Below are some records; give them all again exactly, but not the pictures.

[Figure content listings]
*-*-*
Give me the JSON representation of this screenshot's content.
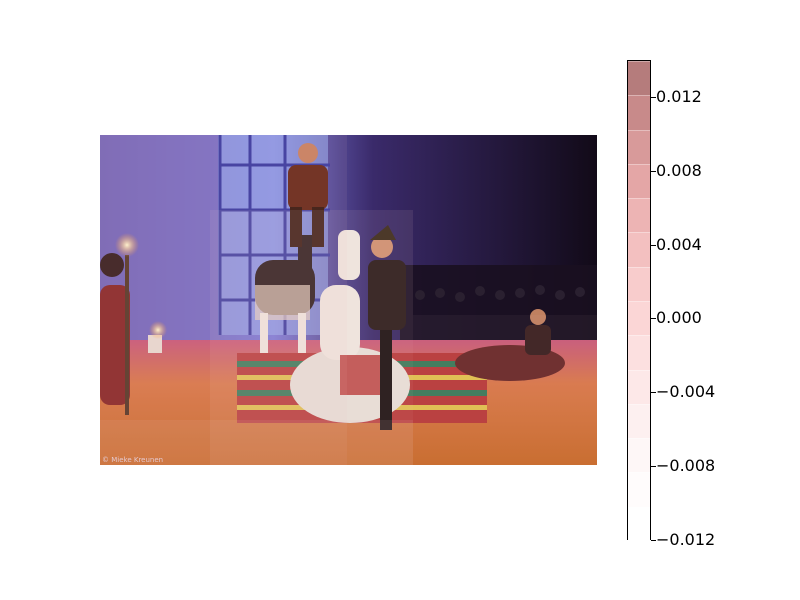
{
  "photo": {
    "description_icon": "photo-scene",
    "credit": "© Mieke Kreunen"
  },
  "colorbar": {
    "min": -0.012,
    "max": 0.014,
    "bands": [
      "#ffffff",
      "#fffcfc",
      "#fef7f7",
      "#fdf0f0",
      "#fde8e8",
      "#fce0e0",
      "#fbd6d6",
      "#f8cccc",
      "#f3c0c0",
      "#edb4b4",
      "#e4a6a6",
      "#d89a9a",
      "#c88a8a",
      "#b57c7c"
    ],
    "ticks": [
      {
        "value": 0.012,
        "label": "0.012"
      },
      {
        "value": 0.008,
        "label": "0.008"
      },
      {
        "value": 0.004,
        "label": "0.004"
      },
      {
        "value": 0.0,
        "label": "0.000"
      },
      {
        "value": -0.004,
        "label": "−0.004"
      },
      {
        "value": -0.008,
        "label": "−0.008"
      },
      {
        "value": -0.012,
        "label": "−0.012"
      }
    ]
  }
}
*-*-*
▸ **THE RESULT**:
Give me the JSON representation of this screenshot's content.
{
  "photo": {
    "description_icon": "photo-scene",
    "credit": "© Mieke Kreunen"
  },
  "colorbar": {
    "min": -0.012,
    "max": 0.014,
    "bands": [
      "#ffffff",
      "#fffcfc",
      "#fef7f7",
      "#fdf0f0",
      "#fde8e8",
      "#fce0e0",
      "#fbd6d6",
      "#f8cccc",
      "#f3c0c0",
      "#edb4b4",
      "#e4a6a6",
      "#d89a9a",
      "#c88a8a",
      "#b57c7c"
    ],
    "ticks": [
      {
        "value": 0.012,
        "label": "0.012"
      },
      {
        "value": 0.008,
        "label": "0.008"
      },
      {
        "value": 0.004,
        "label": "0.004"
      },
      {
        "value": 0.0,
        "label": "0.000"
      },
      {
        "value": -0.004,
        "label": "−0.004"
      },
      {
        "value": -0.008,
        "label": "−0.008"
      },
      {
        "value": -0.012,
        "label": "−0.012"
      }
    ]
  }
}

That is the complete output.